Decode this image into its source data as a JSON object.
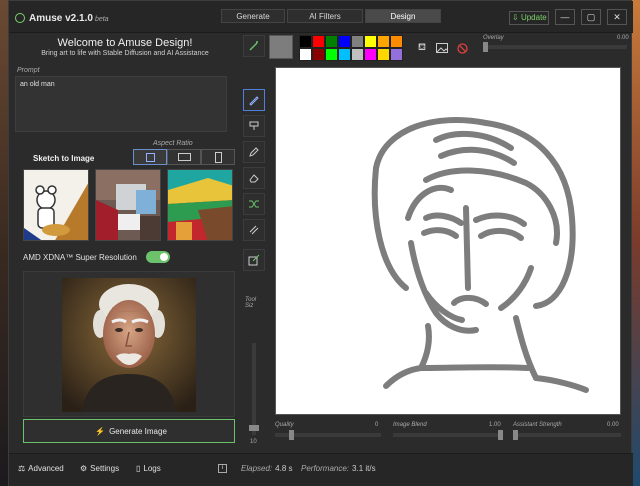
{
  "app": {
    "name": "Amuse v2.1.0",
    "beta": "beta",
    "update_label": "Update"
  },
  "tabs": [
    {
      "label": "Generate"
    },
    {
      "label": "AI Filters"
    },
    {
      "label": "Design"
    }
  ],
  "welcome": {
    "title": "Welcome to Amuse Design!",
    "subtitle": "Bring art to life with Stable Diffusion and AI Assistance"
  },
  "prompt": {
    "label": "Prompt",
    "value": "an old man"
  },
  "mode": {
    "title": "Sketch to Image",
    "aspect_label": "Aspect Ratio",
    "aspect_options": [
      "square",
      "landscape",
      "portrait"
    ],
    "selected_aspect": "square"
  },
  "xdna": {
    "label": "AMD XDNA™ Super Resolution",
    "enabled": true
  },
  "generate_button": "Generate Image",
  "bottom": {
    "advanced": "Advanced",
    "settings": "Settings",
    "logs": "Logs",
    "elapsed_label": "Elapsed:",
    "elapsed_value": "4.8 s",
    "performance_label": "Performance:",
    "performance_value": "3.1 it/s"
  },
  "toolbar": {
    "overlay_label": "Overlay",
    "overlay_value": "0.00",
    "current_color": "#7d7d7d",
    "palette": [
      "#000000",
      "#ff0000",
      "#008000",
      "#0000ff",
      "#808080",
      "#ffff00",
      "#ffa500",
      "#ff8c00",
      "#ffffff",
      "#8b0000",
      "#00ff00",
      "#00bfff",
      "#c0c0c0",
      "#ff00ff",
      "#ffd700",
      "#9370db"
    ]
  },
  "tool_size": {
    "label": "Tool Siz",
    "value": "10"
  },
  "sliders": {
    "quality_label": "Quality",
    "quality_value": "0",
    "image_blend_label": "Image Blend",
    "image_blend_value": "1.00",
    "assistant_label": "Assistant Strength",
    "assistant_value": "0.00"
  },
  "colors": {
    "accent_green": "#6cc26a",
    "accent_blue": "#4f7fd6",
    "sketch_stroke": "#7d7d7d"
  }
}
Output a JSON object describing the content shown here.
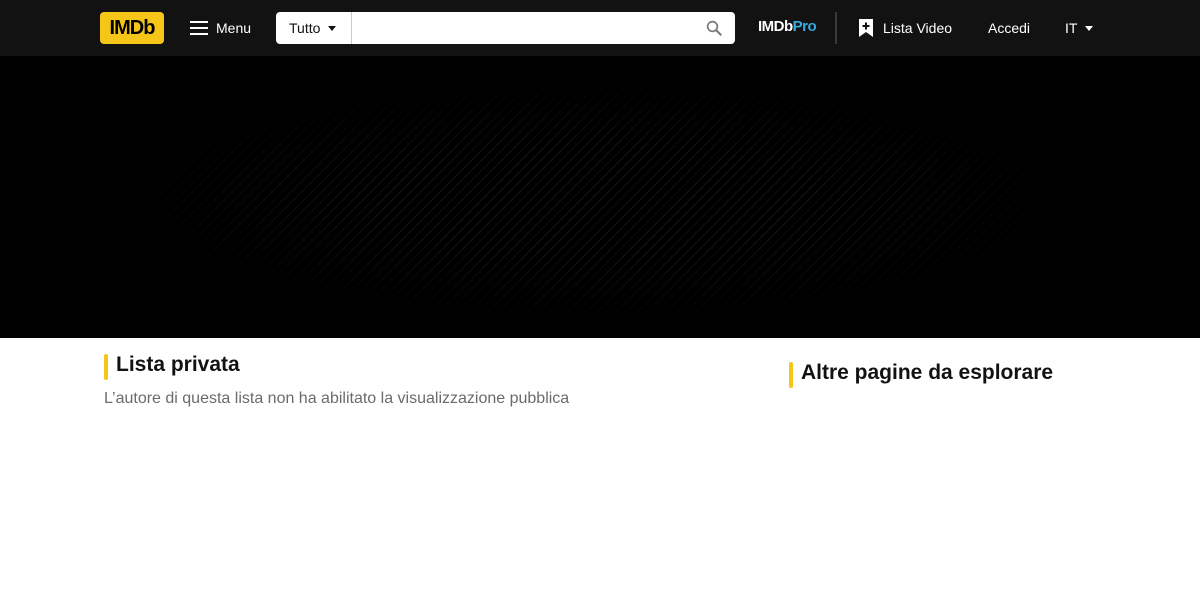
{
  "colors": {
    "brand": "#f5c518",
    "topbar": "#121212",
    "pro_accent": "#3aa9de"
  },
  "header": {
    "logo_text": "IMDb",
    "menu_label": "Menu",
    "search": {
      "category": "Tutto",
      "value": "",
      "placeholder": ""
    },
    "pro_prefix": "IMDb",
    "pro_suffix": "Pro",
    "watchlist_label": "Lista Video",
    "signin_label": "Accedi",
    "language": "IT"
  },
  "main": {
    "title": "Lista privata",
    "description": "L’autore di questa lista non ha abilitato la visualizzazione pubblica"
  },
  "sidebar": {
    "title": "Altre pagine da esplorare"
  }
}
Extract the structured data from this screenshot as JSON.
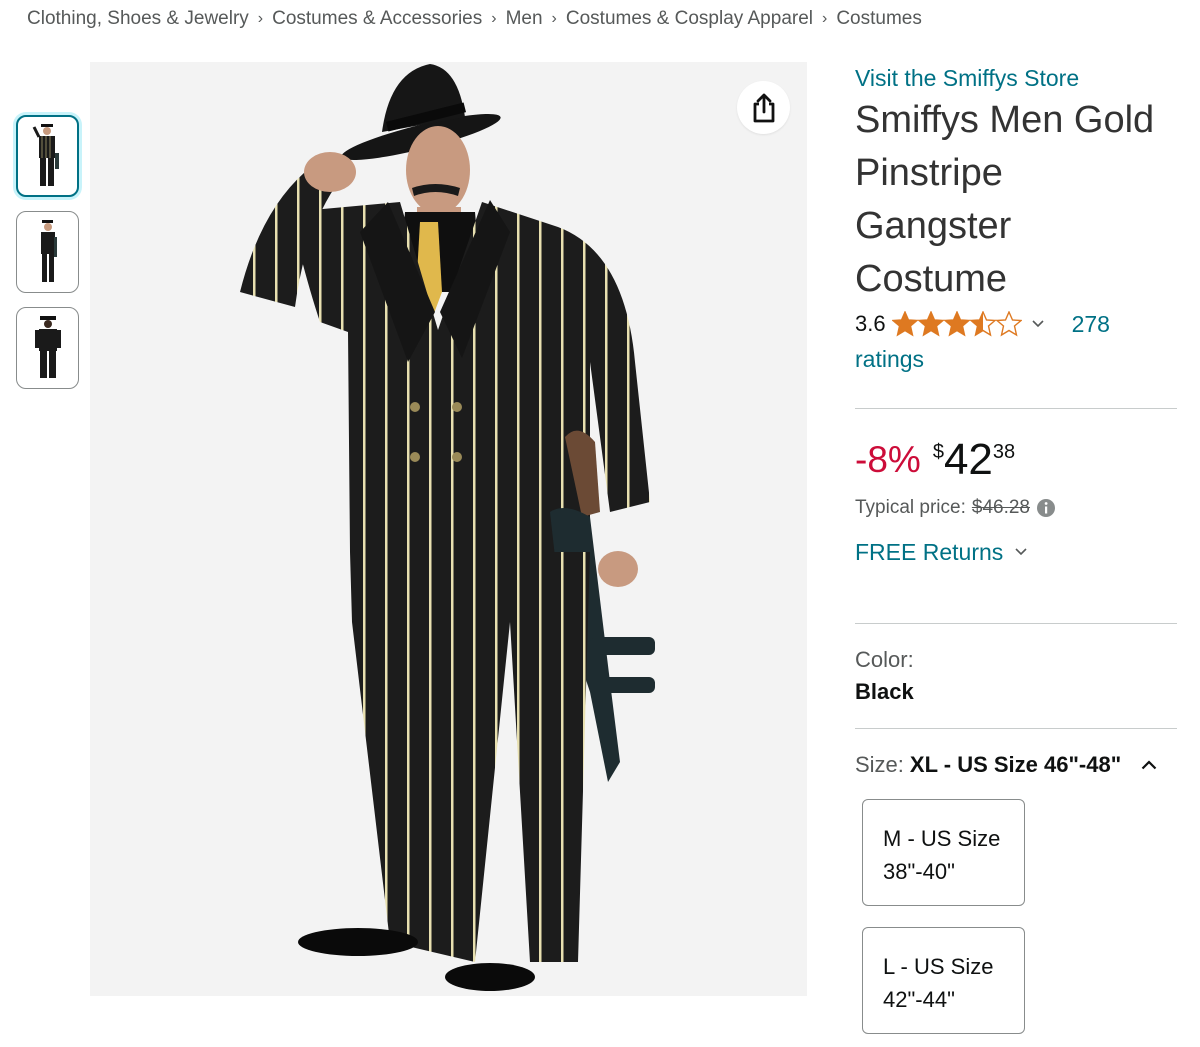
{
  "breadcrumb": [
    "Clothing, Shoes & Jewelry",
    "Costumes & Accessories",
    "Men",
    "Costumes & Cosplay Apparel",
    "Costumes"
  ],
  "breadcrumb_separator": "›",
  "icons": {
    "share": "share-icon",
    "star": "star-icon",
    "info": "info-icon",
    "chevron_down": "chevron-down-icon",
    "chevron_up": "chevron-up-icon"
  },
  "product": {
    "store_link": "Visit the Smiffys Store",
    "title_lines": [
      "Smiffys Men Gold",
      "Pinstripe",
      "Gangster",
      "Costume"
    ],
    "rating": {
      "value": "3.6",
      "stars": 3.6,
      "count": "278",
      "count_suffix": "ratings"
    },
    "price": {
      "discount": "-8%",
      "currency": "$",
      "whole": "42",
      "fraction": "38",
      "typical_label": "Typical price:",
      "typical_value": "$46.28"
    },
    "returns": "FREE Returns",
    "color": {
      "label": "Color:",
      "value": "Black"
    },
    "size": {
      "label": "Size:",
      "value": "XL - US Size 46\"-48\"",
      "options": [
        {
          "line1": "M - US Size",
          "line2": "38\"-40\""
        },
        {
          "line1": "L - US Size",
          "line2": "42\"-44\""
        }
      ]
    }
  },
  "colors": {
    "link": "#007185",
    "discount": "#cc0c39",
    "star": "#de7921",
    "selected_thumb_border": "#007185",
    "image_bg": "#f3f3f3"
  }
}
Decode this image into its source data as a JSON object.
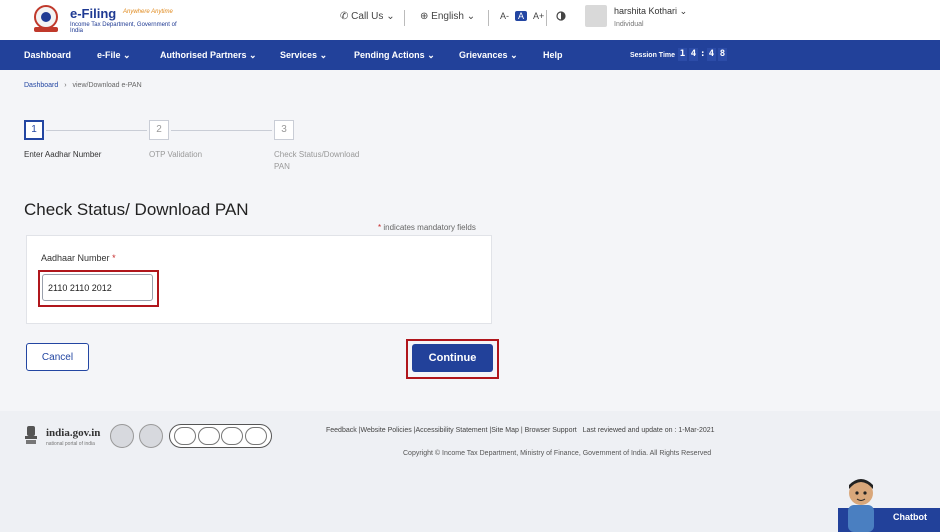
{
  "header": {
    "brand": "e-Filing",
    "brand_tagline": "Anywhere Anytime",
    "brand_subtitle": "Income Tax Department, Government of India",
    "call_us": "Call Us",
    "language": "English",
    "font_small": "A-",
    "font_normal": "A",
    "font_large": "A+",
    "user_name": "harshita Kothari",
    "user_role": "Individual"
  },
  "nav": {
    "items": [
      {
        "label": "Dashboard"
      },
      {
        "label": "e-File"
      },
      {
        "label": "Authorised Partners"
      },
      {
        "label": "Services"
      },
      {
        "label": "Pending Actions"
      },
      {
        "label": "Grievances"
      },
      {
        "label": "Help"
      }
    ],
    "session_label": "Session Time",
    "session_digits": [
      "1",
      "4",
      ":",
      "4",
      "8"
    ]
  },
  "breadcrumb": {
    "home": "Dashboard",
    "separator": "›",
    "current": "view/Download e-PAN"
  },
  "stepper": {
    "steps": [
      {
        "number": "1",
        "label": "Enter Aadhar Number"
      },
      {
        "number": "2",
        "label": "OTP Validation"
      },
      {
        "number": "3",
        "label": "Check Status/Download PAN"
      }
    ],
    "active_step": 1
  },
  "form": {
    "title": "Check Status/ Download PAN",
    "mandatory_note": "indicates mandatory fields",
    "field_label": "Aadhaar Number",
    "field_value": "2110 2110 2012",
    "cancel_label": "Cancel",
    "continue_label": "Continue"
  },
  "footer": {
    "india_gov": "india.gov.in",
    "india_gov_sub": "national portal of india",
    "links": [
      "Feedback",
      "Website Policies",
      "Accessibility Statement",
      "Site Map",
      "Browser Support"
    ],
    "last_reviewed": "Last reviewed and update on : 1-Mar-2021",
    "copyright": "Copyright © Income Tax Department, Ministry of Finance, Government of India. All Rights Reserved"
  },
  "chatbot": {
    "label": "Chatbot"
  },
  "colors": {
    "primary": "#22419a",
    "highlight": "#b0161c",
    "background": "#f4f5f8"
  }
}
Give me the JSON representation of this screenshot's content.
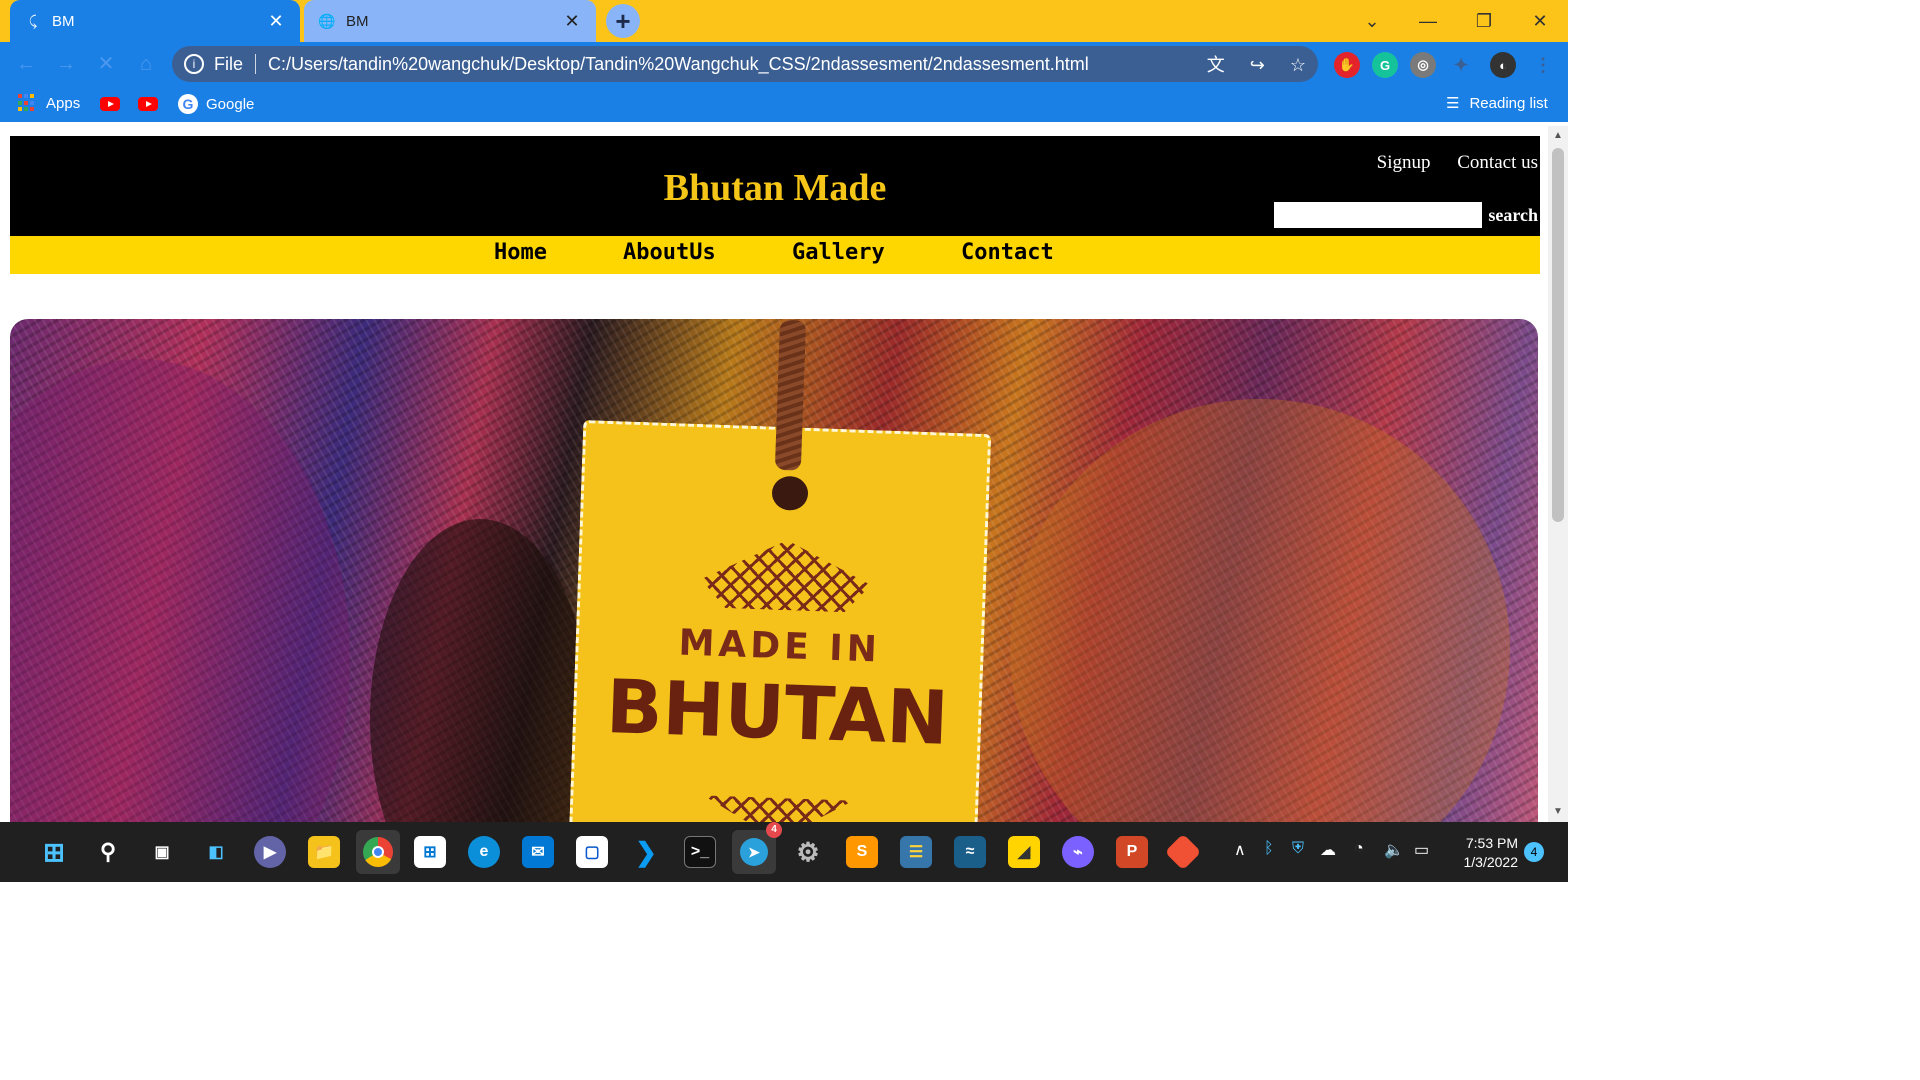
{
  "browser": {
    "tabs": [
      {
        "title": "BM",
        "icon": "loading-icon",
        "active": true
      },
      {
        "title": "BM",
        "icon": "globe-icon",
        "active": false
      }
    ],
    "address": {
      "scheme": "File",
      "url": "C:/Users/tandin%20wangchuk/Desktop/Tandin%20Wangchuk_CSS/2ndassesment/2ndassesment.html"
    },
    "bookmarks": [
      {
        "label": "Apps",
        "icon": "apps-grid-icon"
      },
      {
        "label": "",
        "icon": "youtube-icon"
      },
      {
        "label": "",
        "icon": "youtube-icon"
      },
      {
        "label": "Google",
        "icon": "google-icon"
      }
    ],
    "reading_list": "Reading list",
    "colors": {
      "tabstrip": "#fcc419",
      "toolbar": "#1a80e6"
    }
  },
  "site": {
    "title": "Bhutan Made",
    "top_links": [
      "Signup",
      "Contact us"
    ],
    "search": {
      "button_label": "search",
      "value": "",
      "placeholder": ""
    },
    "nav": [
      "Home",
      "AboutUs",
      "Gallery",
      "Contact"
    ],
    "hero": {
      "tag_line1": "MADE IN",
      "tag_line2": "BHUTAN"
    },
    "colors": {
      "header_bg": "#000000",
      "title": "#f5c518",
      "nav_bg": "#ffd700"
    }
  },
  "taskbar": {
    "apps": [
      "start-icon",
      "search-icon",
      "task-view-icon",
      "widgets-icon",
      "teams-chat-icon",
      "file-explorer-icon",
      "chrome-icon",
      "store-icon",
      "edge-icon",
      "mail-icon",
      "app-icon",
      "vscode-icon",
      "terminal-icon",
      "telegram-icon",
      "settings-icon",
      "sublime-icon",
      "python-icon",
      "mysql-workbench-icon",
      "sticky-notes-icon",
      "messenger-icon",
      "powerpoint-icon",
      "git-icon"
    ],
    "telegram_badge": "4",
    "time": "7:53 PM",
    "date": "1/3/2022",
    "notification_count": "4"
  }
}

○ ○ ○ ○ ○ ○ ○

> **EXERCISE OBJECTIVE**: Gather up every line from the listing above in which the word "JSON" occurs.

> **EXPECTED ANSWER**:
Decode this image into its source data as a JSON object.
Output a JSON object describing the content shown here.
Extract the structured data from this screenshot as JSON.
Decode this image into its source data as a JSON object.
Give me the JSON representation of this screenshot's content.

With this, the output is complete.